* Start Exercise input *

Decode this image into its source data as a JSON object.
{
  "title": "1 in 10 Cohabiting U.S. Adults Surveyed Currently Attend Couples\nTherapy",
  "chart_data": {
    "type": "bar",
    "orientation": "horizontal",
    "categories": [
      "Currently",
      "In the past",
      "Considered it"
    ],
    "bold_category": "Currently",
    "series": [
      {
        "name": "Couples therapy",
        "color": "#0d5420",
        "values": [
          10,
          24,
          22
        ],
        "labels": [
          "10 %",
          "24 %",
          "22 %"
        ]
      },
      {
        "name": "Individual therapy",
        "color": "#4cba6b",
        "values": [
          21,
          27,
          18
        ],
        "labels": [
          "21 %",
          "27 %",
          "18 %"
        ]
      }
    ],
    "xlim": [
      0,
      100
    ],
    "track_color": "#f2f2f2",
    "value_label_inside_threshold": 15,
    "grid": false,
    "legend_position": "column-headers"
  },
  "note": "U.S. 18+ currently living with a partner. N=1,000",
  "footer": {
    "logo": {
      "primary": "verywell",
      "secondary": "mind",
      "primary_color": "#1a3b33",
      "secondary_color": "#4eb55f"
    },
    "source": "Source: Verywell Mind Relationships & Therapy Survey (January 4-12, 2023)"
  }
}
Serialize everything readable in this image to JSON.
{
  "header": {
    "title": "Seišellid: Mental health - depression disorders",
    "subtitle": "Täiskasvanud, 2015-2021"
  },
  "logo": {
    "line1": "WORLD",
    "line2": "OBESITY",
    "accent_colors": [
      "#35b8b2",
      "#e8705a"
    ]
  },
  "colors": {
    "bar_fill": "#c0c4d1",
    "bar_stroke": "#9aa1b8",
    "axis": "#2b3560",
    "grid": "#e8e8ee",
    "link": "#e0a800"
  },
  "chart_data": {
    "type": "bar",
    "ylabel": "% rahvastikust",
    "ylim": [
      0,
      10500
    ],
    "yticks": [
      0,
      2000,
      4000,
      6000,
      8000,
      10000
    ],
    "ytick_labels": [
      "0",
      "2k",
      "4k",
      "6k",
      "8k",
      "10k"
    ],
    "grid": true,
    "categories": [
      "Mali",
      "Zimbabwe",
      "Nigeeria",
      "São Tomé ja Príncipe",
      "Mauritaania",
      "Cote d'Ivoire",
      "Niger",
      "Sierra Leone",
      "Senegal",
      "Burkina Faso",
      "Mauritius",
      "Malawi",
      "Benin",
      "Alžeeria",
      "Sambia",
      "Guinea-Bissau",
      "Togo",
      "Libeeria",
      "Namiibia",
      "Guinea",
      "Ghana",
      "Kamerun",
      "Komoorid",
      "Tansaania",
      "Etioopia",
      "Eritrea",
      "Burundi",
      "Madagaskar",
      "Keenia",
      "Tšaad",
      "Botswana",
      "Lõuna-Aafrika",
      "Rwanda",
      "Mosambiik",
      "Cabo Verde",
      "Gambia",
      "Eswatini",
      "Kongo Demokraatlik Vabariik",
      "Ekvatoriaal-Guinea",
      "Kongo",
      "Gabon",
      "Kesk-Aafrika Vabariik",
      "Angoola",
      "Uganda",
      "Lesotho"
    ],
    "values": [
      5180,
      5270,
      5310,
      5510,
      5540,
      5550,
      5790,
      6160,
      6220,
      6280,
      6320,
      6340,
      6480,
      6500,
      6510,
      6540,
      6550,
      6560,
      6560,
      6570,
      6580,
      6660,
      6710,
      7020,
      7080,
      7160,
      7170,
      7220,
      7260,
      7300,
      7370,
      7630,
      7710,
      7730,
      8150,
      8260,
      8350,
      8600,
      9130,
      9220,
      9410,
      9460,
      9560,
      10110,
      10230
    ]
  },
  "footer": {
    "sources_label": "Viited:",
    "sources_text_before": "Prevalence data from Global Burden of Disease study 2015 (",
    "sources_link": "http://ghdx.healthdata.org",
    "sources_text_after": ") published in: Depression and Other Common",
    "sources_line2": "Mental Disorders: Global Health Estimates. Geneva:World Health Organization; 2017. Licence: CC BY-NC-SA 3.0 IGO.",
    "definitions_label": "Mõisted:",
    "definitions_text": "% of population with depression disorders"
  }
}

* End Exercise input *

**Stated goal:**
Without leaving anything out, quote all the data.

**Solution to the problem:**
Decode this image into its source data as a JSON object.
{
  "title": "1 in 10 Cohabiting U.S. Adults Surveyed Currently Attend Couples\nTherapy",
  "chart_data": {
    "type": "bar",
    "orientation": "horizontal",
    "categories": [
      "Currently",
      "In the past",
      "Considered it"
    ],
    "bold_category": "Currently",
    "series": [
      {
        "name": "Couples therapy",
        "color": "#0d5420",
        "values": [
          10,
          24,
          22
        ],
        "labels": [
          "10 %",
          "24 %",
          "22 %"
        ]
      },
      {
        "name": "Individual therapy",
        "color": "#4cba6b",
        "values": [
          21,
          27,
          18
        ],
        "labels": [
          "21 %",
          "27 %",
          "18 %"
        ]
      }
    ],
    "xlim": [
      0,
      100
    ],
    "track_color": "#f2f2f2",
    "value_label_inside_threshold": 15,
    "grid": false,
    "legend_position": "column-headers"
  },
  "note": "U.S. 18+ currently living with a partner. N=1,000",
  "footer": {
    "logo": {
      "primary": "verywell",
      "secondary": "mind",
      "primary_color": "#1a3b33",
      "secondary_color": "#4eb55f"
    },
    "source": "Source: Verywell Mind Relationships & Therapy Survey (January 4-12, 2023)"
  }
}
Serialize everything readable in this image to JSON.
{
  "header": {
    "title": "Seišellid: Mental health - depression disorders",
    "subtitle": "Täiskasvanud, 2015-2021"
  },
  "logo": {
    "line1": "WORLD",
    "line2": "OBESITY",
    "accent_colors": [
      "#35b8b2",
      "#e8705a"
    ]
  },
  "colors": {
    "bar_fill": "#c0c4d1",
    "bar_stroke": "#9aa1b8",
    "axis": "#2b3560",
    "grid": "#e8e8ee",
    "link": "#e0a800"
  },
  "chart_data": {
    "type": "bar",
    "ylabel": "% rahvastikust",
    "ylim": [
      0,
      10500
    ],
    "yticks": [
      0,
      2000,
      4000,
      6000,
      8000,
      10000
    ],
    "ytick_labels": [
      "0",
      "2k",
      "4k",
      "6k",
      "8k",
      "10k"
    ],
    "grid": true,
    "categories": [
      "Mali",
      "Zimbabwe",
      "Nigeeria",
      "São Tomé ja Príncipe",
      "Mauritaania",
      "Cote d'Ivoire",
      "Niger",
      "Sierra Leone",
      "Senegal",
      "Burkina Faso",
      "Mauritius",
      "Malawi",
      "Benin",
      "Alžeeria",
      "Sambia",
      "Guinea-Bissau",
      "Togo",
      "Libeeria",
      "Namiibia",
      "Guinea",
      "Ghana",
      "Kamerun",
      "Komoorid",
      "Tansaania",
      "Etioopia",
      "Eritrea",
      "Burundi",
      "Madagaskar",
      "Keenia",
      "Tšaad",
      "Botswana",
      "Lõuna-Aafrika",
      "Rwanda",
      "Mosambiik",
      "Cabo Verde",
      "Gambia",
      "Eswatini",
      "Kongo Demokraatlik Vabariik",
      "Ekvatoriaal-Guinea",
      "Kongo",
      "Gabon",
      "Kesk-Aafrika Vabariik",
      "Angoola",
      "Uganda",
      "Lesotho"
    ],
    "values": [
      5180,
      5270,
      5310,
      5510,
      5540,
      5550,
      5790,
      6160,
      6220,
      6280,
      6320,
      6340,
      6480,
      6500,
      6510,
      6540,
      6550,
      6560,
      6560,
      6570,
      6580,
      6660,
      6710,
      7020,
      7080,
      7160,
      7170,
      7220,
      7260,
      7300,
      7370,
      7630,
      7710,
      7730,
      8150,
      8260,
      8350,
      8600,
      9130,
      9220,
      9410,
      9460,
      9560,
      10110,
      10230
    ]
  },
  "footer": {
    "sources_label": "Viited:",
    "sources_text_before": "Prevalence data from Global Burden of Disease study 2015 (",
    "sources_link": "http://ghdx.healthdata.org",
    "sources_text_after": ") published in: Depression and Other Common",
    "sources_line2": "Mental Disorders: Global Health Estimates. Geneva:World Health Organization; 2017. Licence: CC BY-NC-SA 3.0 IGO.",
    "definitions_label": "Mõisted:",
    "definitions_text": "% of population with depression disorders"
  }
}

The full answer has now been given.